**WORK TO DO**
Look through the data below. Pick out the lines holding the string "dividend".

**Data entries**

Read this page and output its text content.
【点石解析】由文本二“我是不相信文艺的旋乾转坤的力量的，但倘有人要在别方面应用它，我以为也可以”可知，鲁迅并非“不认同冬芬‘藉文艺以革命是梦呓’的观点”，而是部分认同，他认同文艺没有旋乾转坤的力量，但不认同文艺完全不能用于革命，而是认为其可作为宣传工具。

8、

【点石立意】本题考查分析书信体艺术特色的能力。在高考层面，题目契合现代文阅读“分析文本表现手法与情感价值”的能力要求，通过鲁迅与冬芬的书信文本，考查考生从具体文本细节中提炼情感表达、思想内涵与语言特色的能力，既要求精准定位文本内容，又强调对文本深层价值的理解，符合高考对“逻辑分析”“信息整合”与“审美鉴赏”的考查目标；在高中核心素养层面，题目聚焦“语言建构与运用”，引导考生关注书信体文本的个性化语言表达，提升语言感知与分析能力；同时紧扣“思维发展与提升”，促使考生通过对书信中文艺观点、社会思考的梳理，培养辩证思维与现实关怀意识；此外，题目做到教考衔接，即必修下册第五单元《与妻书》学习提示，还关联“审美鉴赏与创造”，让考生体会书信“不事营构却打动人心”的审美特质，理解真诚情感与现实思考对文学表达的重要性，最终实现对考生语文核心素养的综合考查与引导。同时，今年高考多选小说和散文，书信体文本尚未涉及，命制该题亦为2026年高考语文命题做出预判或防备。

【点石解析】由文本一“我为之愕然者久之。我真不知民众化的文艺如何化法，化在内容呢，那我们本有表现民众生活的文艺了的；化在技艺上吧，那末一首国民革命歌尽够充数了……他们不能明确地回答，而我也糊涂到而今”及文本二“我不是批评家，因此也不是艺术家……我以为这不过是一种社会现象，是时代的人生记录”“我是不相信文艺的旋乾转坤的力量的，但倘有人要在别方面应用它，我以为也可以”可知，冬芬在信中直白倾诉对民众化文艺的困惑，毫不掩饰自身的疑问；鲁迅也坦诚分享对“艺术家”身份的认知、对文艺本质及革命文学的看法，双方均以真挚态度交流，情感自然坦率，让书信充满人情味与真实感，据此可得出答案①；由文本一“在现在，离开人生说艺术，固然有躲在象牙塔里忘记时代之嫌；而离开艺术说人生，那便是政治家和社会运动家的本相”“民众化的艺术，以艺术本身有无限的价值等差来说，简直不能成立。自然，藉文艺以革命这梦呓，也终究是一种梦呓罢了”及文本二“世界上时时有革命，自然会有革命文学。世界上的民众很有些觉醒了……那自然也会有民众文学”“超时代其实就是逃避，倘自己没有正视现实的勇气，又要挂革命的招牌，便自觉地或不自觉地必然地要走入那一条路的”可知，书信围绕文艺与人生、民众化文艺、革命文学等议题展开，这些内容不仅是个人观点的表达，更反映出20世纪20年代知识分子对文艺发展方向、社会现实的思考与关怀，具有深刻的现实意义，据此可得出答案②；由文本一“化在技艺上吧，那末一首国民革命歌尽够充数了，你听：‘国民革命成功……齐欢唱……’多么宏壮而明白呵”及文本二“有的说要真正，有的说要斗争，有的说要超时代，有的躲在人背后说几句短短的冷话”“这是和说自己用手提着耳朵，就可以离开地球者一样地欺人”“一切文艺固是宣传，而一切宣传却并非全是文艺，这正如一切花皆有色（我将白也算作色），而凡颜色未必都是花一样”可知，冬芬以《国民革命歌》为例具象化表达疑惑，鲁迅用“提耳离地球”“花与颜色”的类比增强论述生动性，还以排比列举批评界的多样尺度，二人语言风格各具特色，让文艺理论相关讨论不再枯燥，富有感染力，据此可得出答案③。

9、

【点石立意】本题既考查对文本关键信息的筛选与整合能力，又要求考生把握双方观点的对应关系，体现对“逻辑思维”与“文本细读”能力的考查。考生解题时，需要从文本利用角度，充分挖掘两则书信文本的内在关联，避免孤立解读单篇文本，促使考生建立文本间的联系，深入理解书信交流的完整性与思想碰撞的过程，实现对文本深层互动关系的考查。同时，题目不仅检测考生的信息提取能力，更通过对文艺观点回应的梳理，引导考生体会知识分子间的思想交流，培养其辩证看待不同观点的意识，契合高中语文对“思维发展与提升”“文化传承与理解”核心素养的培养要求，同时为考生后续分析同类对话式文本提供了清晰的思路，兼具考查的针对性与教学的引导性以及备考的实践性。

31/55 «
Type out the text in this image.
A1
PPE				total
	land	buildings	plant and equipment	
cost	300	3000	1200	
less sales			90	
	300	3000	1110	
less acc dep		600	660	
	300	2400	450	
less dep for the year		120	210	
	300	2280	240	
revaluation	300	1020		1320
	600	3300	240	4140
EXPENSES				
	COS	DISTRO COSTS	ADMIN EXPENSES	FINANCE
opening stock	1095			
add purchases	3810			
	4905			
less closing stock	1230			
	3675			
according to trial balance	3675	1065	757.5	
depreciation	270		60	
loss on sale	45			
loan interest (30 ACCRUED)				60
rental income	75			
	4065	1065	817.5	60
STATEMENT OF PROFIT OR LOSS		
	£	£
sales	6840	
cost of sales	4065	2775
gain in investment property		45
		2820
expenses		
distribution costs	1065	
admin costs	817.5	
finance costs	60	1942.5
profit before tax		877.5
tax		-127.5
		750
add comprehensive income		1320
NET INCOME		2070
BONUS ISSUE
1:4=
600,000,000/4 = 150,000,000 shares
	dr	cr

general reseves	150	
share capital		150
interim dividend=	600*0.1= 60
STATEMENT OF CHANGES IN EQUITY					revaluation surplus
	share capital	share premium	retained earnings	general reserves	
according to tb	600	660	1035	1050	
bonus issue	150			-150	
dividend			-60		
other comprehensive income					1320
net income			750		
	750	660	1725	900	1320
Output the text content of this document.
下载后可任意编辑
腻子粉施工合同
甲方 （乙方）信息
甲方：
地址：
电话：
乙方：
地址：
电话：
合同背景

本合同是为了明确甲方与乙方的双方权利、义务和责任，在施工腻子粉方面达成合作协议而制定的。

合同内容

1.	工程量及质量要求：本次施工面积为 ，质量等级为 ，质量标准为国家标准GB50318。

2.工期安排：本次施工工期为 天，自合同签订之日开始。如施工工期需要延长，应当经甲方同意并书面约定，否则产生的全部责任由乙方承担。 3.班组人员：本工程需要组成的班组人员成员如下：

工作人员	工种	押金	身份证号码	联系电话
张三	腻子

**SOLVED EXERCISE**
interim dividend=	600*0.1= 60
dividend			-60		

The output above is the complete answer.